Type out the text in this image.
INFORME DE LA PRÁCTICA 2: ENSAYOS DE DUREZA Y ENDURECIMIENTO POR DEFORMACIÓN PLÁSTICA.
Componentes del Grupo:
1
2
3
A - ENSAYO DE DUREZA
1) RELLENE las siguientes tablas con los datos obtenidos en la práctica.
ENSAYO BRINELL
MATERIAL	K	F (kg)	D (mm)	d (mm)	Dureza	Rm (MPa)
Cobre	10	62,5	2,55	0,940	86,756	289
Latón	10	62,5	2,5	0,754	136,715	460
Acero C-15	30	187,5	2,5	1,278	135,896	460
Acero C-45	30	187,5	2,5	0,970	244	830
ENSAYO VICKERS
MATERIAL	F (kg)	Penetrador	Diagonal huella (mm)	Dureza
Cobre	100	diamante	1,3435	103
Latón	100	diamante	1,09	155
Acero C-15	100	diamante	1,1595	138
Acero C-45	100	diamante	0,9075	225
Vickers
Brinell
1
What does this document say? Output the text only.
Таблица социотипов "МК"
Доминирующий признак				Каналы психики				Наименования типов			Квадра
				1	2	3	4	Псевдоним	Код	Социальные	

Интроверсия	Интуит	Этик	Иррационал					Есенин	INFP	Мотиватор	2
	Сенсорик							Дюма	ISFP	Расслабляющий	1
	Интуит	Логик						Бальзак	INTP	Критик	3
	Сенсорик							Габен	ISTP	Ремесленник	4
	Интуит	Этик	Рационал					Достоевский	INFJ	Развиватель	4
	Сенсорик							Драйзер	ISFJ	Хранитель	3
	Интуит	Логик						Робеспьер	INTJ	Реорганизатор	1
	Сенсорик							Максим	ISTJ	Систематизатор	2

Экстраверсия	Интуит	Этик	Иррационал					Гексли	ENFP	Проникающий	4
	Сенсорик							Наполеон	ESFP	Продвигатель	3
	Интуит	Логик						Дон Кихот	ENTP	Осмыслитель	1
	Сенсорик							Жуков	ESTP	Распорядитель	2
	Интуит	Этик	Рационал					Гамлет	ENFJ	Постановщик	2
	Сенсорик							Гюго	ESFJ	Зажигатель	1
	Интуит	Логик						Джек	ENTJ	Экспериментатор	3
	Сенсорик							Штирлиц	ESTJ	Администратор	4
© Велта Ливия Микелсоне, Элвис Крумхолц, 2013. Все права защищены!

● ● ● ● ●

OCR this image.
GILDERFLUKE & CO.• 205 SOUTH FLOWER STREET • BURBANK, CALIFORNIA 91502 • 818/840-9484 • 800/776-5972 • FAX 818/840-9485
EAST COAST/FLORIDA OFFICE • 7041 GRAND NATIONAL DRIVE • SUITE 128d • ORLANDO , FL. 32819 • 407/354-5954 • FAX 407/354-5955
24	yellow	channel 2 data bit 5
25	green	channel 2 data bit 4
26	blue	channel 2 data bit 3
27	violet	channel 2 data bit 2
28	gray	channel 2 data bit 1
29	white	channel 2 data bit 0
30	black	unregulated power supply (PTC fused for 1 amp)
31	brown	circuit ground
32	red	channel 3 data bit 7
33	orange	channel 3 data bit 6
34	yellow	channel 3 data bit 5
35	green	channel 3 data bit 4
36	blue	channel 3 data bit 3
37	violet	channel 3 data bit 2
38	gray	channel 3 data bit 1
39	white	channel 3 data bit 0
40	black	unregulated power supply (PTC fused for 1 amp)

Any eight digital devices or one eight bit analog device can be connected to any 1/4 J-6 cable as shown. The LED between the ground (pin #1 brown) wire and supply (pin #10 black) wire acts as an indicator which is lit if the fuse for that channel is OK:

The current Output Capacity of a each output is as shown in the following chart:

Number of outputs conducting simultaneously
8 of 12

● ● ● ● ●

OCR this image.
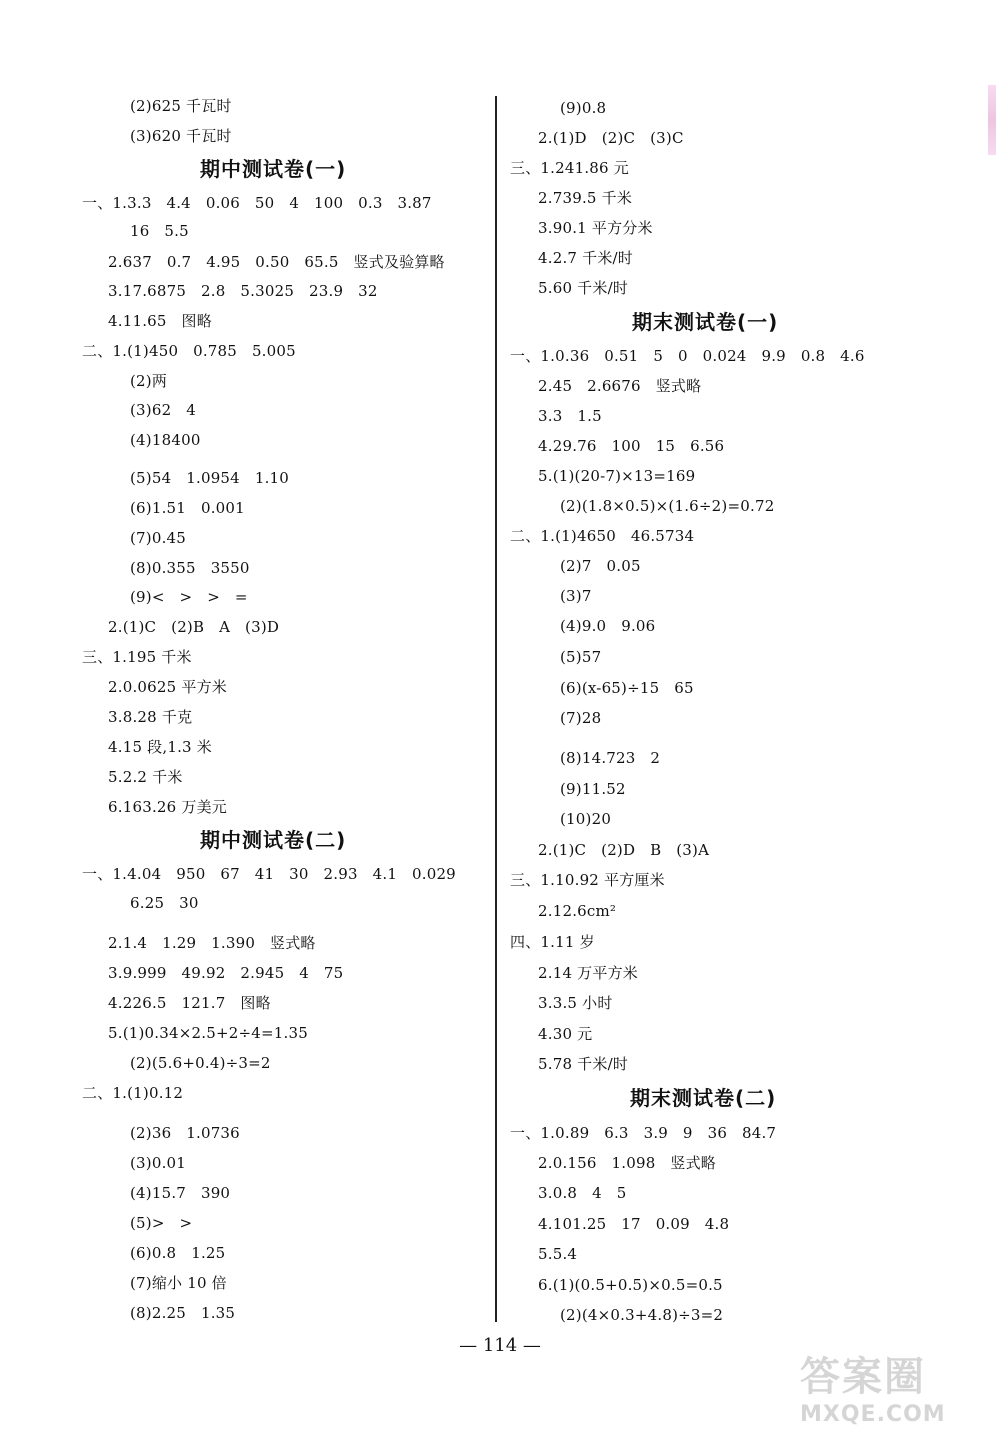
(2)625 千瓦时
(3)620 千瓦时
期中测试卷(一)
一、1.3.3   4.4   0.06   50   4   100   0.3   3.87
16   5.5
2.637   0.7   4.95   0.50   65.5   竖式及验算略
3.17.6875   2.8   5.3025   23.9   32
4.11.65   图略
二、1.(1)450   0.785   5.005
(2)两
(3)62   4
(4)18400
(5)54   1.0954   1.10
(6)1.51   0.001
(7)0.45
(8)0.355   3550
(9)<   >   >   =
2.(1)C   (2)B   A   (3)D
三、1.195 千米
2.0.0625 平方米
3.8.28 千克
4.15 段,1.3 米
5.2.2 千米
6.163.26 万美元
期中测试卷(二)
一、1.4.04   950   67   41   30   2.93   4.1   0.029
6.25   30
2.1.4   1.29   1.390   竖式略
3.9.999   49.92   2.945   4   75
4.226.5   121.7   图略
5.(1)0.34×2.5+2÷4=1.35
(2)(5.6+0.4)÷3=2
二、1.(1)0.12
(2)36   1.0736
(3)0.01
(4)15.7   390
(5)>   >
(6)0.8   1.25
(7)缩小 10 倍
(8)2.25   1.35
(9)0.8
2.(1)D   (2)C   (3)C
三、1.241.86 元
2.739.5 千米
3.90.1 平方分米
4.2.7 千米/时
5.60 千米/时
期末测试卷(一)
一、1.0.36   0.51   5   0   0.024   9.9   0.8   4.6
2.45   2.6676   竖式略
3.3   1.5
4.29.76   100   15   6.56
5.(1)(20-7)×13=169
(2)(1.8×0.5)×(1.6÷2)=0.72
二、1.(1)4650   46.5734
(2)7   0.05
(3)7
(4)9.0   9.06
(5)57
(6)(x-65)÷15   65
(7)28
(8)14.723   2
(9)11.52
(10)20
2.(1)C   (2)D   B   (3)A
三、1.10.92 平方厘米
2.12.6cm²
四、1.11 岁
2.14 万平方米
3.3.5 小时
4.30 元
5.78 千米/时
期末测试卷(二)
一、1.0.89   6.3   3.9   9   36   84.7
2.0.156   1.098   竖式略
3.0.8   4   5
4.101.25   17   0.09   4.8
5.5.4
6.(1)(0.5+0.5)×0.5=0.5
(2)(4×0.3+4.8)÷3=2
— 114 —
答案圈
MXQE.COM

● ● ● ● ●

*Instructions for the task*: Tally the lines above that contain the word "fused", and reply with only the number.

*Solution to this task*: 2